DIRECTION: Read the entries below and pull out each line with the string "Hướng".

>> BEGIN PROVIDED MATERIAL

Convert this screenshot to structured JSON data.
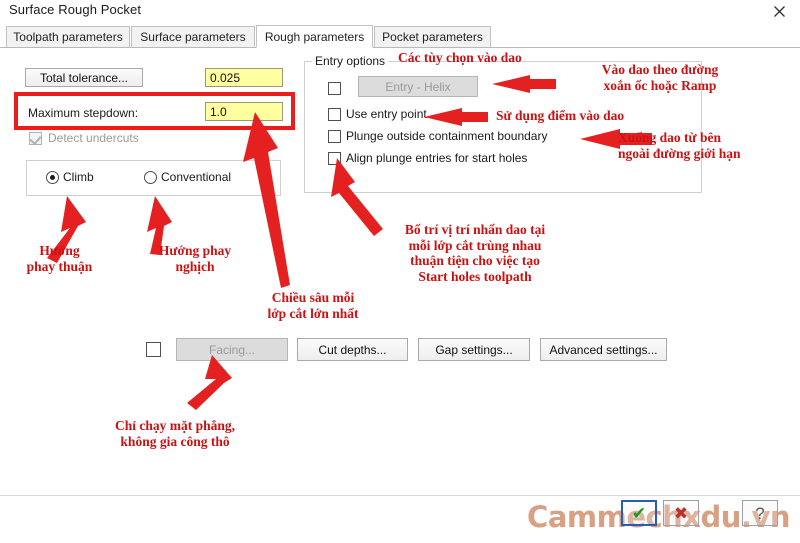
{
  "window": {
    "title": "Surface Rough Pocket",
    "close_icon": "close-icon"
  },
  "tabs": [
    {
      "label": "Toolpath parameters",
      "active": false
    },
    {
      "label": "Surface parameters",
      "active": false
    },
    {
      "label": "Rough parameters",
      "active": true
    },
    {
      "label": "Pocket parameters",
      "active": false
    }
  ],
  "left_panel": {
    "total_tolerance_button": "Total tolerance...",
    "total_tolerance_value": "0.025",
    "maximum_stepdown_label": "Maximum stepdown:",
    "maximum_stepdown_value": "1.0",
    "detect_undercuts_label": "Detect undercuts",
    "detect_undercuts_checked": true,
    "cut_direction": {
      "climb_label": "Climb",
      "conventional_label": "Conventional",
      "selected": "Climb"
    }
  },
  "entry_options": {
    "group_title": "Entry options",
    "entry_helix_button": "Entry - Helix",
    "entry_helix_checked": false,
    "items": [
      {
        "label": "Use entry point",
        "checked": false
      },
      {
        "label": "Plunge outside containment boundary",
        "checked": false
      },
      {
        "label": "Align plunge entries for start holes",
        "checked": false
      }
    ]
  },
  "bottom_bar": {
    "facing_checkbox_checked": false,
    "facing_button": "Facing...",
    "cut_depths_button": "Cut depths...",
    "gap_settings_button": "Gap settings...",
    "advanced_settings_button": "Advanced settings..."
  },
  "annotations": {
    "entry_options_title": "Các tùy chọn vào dao",
    "entry_helix": "Vào dao theo đường\nxoắn ốc hoặc Ramp",
    "use_entry_point": "Sử dụng điểm vào dao",
    "plunge_outside": "Xuống dao từ bên\nngoài đường giới hạn",
    "align_plunge": "Bố trí vị trí nhấn dao tại\nmỗi lớp cắt trùng nhau\nthuận tiện cho việc tạo\nStart holes toolpath",
    "climb": "Hướng\nphay thuận",
    "conventional": "Hướng phay\nnghịch",
    "max_stepdown": "Chiều sâu mỗi\nlớp cắt lớn nhất",
    "facing": "Chỉ chạy mặt phẳng,\nkhông gia công thô"
  },
  "watermark": {
    "text": "Cammechxdu.vn",
    "buttons": [
      {
        "icon": "checkmark-icon",
        "glyph": "✔",
        "color": "#1f9a1f",
        "primary": true
      },
      {
        "icon": "cross-icon",
        "glyph": "✖",
        "color": "#c03030",
        "primary": false
      },
      {
        "icon": "question-mark-icon",
        "glyph": "?",
        "color": "#555555",
        "primary": false
      }
    ]
  },
  "colors": {
    "annotation_red": "#cc1111",
    "arrow_red": "#ee1b1b",
    "field_yellow": "#ffffa0"
  }
}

>> END PROVIDED MATERIAL

SOLVED PROBLEM:
    "climb": "Hướng\nphay thuận",
    "conventional": "Hướng phay\nnghịch",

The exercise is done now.